To be done. Pull every "tracks" line out of the data below.

(Stored data entries)
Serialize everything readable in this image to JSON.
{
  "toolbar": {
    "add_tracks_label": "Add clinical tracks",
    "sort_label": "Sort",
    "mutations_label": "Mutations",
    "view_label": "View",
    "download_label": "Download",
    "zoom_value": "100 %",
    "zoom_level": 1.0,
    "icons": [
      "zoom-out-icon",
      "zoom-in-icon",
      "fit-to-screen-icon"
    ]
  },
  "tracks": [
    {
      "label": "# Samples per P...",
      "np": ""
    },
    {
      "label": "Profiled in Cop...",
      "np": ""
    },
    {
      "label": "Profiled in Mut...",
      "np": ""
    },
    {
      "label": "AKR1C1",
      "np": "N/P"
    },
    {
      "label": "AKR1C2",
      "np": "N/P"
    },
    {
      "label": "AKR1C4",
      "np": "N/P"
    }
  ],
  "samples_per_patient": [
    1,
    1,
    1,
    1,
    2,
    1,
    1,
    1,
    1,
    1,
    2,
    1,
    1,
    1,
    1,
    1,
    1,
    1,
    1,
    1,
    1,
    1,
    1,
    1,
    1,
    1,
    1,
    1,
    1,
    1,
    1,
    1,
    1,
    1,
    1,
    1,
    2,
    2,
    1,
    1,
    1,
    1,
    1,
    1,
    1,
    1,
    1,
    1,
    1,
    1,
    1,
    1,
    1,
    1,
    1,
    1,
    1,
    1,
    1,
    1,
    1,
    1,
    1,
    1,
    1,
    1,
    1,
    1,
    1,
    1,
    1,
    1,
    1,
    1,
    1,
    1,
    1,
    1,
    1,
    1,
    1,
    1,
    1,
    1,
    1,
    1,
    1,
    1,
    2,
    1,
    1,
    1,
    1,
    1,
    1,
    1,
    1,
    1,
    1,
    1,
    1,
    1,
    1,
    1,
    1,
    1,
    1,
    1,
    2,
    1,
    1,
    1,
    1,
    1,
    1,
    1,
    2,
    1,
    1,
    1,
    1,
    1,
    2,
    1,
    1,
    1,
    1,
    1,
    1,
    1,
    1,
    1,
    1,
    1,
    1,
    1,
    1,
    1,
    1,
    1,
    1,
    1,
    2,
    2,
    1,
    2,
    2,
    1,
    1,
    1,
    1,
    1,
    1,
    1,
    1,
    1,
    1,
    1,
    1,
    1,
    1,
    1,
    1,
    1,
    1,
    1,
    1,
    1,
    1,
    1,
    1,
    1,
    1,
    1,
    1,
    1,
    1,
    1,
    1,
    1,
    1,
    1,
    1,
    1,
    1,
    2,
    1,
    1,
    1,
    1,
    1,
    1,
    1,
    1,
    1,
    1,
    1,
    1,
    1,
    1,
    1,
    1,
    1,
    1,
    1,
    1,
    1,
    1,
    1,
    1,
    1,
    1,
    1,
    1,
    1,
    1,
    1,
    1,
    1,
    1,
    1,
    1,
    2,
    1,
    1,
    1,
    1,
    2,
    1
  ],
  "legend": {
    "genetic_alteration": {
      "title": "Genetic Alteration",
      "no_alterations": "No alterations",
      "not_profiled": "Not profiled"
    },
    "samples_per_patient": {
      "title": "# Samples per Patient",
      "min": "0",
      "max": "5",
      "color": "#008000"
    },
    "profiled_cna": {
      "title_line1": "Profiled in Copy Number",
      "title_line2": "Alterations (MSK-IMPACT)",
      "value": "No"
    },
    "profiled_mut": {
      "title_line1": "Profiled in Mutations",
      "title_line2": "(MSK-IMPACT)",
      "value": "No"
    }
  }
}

Task answer.
    "add_tracks_label": "Add clinical tracks",
  "tracks": [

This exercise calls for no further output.